--- Start Provided data ---

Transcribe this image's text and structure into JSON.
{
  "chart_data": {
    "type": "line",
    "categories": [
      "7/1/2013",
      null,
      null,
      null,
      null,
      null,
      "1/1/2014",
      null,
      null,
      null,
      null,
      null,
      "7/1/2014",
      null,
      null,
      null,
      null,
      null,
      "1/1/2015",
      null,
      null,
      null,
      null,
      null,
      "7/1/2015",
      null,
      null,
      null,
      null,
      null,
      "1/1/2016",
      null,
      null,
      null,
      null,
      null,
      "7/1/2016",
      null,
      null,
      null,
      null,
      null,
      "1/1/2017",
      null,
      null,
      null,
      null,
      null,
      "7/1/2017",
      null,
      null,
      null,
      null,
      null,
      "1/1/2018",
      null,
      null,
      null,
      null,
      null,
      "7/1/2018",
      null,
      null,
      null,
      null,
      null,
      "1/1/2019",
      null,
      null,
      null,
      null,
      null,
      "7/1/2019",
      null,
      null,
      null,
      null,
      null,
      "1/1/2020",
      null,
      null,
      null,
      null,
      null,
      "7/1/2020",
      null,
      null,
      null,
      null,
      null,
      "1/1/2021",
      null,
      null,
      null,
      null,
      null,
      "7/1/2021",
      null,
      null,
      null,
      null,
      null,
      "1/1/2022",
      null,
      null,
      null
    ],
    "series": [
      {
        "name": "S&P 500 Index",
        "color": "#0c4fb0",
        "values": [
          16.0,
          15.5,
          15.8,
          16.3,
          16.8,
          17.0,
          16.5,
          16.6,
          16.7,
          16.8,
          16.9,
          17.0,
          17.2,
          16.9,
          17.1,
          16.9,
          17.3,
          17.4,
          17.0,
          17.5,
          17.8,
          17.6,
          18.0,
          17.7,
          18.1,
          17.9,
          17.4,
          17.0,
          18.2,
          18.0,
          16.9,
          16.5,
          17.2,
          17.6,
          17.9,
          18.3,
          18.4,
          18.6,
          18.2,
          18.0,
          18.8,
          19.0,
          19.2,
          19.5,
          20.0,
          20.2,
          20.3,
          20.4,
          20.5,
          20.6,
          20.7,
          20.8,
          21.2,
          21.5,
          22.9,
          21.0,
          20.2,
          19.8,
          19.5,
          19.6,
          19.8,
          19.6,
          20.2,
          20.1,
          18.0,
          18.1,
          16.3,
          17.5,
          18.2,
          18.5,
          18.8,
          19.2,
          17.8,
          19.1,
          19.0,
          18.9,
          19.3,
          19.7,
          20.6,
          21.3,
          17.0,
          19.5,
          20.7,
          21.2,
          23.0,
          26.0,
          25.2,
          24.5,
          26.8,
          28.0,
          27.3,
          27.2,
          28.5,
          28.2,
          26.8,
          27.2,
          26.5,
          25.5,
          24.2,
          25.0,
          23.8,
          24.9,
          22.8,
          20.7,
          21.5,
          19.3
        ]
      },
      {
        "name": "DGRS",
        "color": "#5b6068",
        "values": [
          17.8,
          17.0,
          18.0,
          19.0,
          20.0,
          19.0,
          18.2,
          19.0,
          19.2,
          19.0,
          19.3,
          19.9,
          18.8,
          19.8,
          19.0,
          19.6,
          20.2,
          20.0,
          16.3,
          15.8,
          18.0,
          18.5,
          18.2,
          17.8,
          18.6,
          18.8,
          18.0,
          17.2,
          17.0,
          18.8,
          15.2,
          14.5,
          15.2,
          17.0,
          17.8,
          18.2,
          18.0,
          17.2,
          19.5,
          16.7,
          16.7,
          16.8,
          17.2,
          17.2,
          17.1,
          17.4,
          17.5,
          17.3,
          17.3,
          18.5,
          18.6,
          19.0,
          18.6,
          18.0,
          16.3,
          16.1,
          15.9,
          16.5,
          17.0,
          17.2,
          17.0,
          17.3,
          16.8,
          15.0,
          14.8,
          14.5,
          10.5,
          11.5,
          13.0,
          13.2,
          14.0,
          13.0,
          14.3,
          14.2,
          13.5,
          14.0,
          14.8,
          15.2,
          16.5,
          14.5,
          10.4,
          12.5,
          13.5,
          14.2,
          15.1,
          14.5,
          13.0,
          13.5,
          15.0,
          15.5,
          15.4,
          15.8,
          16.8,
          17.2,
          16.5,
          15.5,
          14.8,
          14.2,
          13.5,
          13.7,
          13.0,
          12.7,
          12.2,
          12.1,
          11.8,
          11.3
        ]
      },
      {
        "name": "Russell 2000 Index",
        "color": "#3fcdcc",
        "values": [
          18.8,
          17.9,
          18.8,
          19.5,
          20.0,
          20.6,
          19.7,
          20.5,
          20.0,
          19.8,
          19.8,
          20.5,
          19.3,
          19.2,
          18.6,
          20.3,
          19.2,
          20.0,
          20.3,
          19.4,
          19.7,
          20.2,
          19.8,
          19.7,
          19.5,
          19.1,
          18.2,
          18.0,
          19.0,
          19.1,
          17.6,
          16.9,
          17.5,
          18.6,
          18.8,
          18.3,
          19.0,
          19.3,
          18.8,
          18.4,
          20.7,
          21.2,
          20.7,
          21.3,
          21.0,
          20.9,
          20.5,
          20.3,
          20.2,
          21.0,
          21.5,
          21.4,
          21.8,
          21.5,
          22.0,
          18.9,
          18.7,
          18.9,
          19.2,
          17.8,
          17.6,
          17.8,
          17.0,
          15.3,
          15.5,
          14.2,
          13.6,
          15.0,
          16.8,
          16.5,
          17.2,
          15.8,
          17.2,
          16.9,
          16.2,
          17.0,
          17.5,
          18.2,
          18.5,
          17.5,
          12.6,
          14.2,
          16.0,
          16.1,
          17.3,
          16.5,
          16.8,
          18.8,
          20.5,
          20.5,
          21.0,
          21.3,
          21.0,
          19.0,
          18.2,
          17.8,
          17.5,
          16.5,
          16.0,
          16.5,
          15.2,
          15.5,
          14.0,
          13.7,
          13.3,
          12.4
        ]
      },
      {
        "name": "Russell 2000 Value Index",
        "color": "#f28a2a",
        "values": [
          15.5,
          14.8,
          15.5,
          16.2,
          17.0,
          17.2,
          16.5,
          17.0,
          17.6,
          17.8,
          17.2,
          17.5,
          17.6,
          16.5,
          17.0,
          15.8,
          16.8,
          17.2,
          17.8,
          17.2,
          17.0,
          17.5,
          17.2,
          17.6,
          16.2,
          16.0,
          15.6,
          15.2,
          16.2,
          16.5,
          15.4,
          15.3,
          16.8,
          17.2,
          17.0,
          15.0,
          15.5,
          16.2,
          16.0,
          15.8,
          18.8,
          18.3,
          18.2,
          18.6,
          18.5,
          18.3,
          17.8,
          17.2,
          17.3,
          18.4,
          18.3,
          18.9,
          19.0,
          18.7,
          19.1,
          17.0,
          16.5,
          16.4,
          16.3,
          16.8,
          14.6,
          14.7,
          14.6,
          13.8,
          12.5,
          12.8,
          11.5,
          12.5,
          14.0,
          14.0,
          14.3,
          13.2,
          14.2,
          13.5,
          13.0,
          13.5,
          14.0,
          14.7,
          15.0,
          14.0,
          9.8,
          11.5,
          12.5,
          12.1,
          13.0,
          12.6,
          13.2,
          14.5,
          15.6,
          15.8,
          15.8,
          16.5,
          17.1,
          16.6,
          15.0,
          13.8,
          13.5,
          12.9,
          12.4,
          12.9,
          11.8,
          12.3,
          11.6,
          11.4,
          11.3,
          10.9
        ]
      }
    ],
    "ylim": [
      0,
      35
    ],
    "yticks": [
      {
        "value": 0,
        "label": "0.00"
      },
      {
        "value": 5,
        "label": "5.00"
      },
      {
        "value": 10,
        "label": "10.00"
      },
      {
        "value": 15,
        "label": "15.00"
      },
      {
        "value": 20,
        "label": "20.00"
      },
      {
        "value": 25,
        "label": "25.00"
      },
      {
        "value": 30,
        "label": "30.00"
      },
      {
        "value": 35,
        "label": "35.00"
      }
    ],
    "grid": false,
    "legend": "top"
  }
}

--- End Provided data ---

**Task directions:** Gather every line containing the word "Index" and copy it.

**The answer:**
        "name": "S&P 500 Index",
        "name": "Russell 2000 Index",
        "name": "Russell 2000 Value Index",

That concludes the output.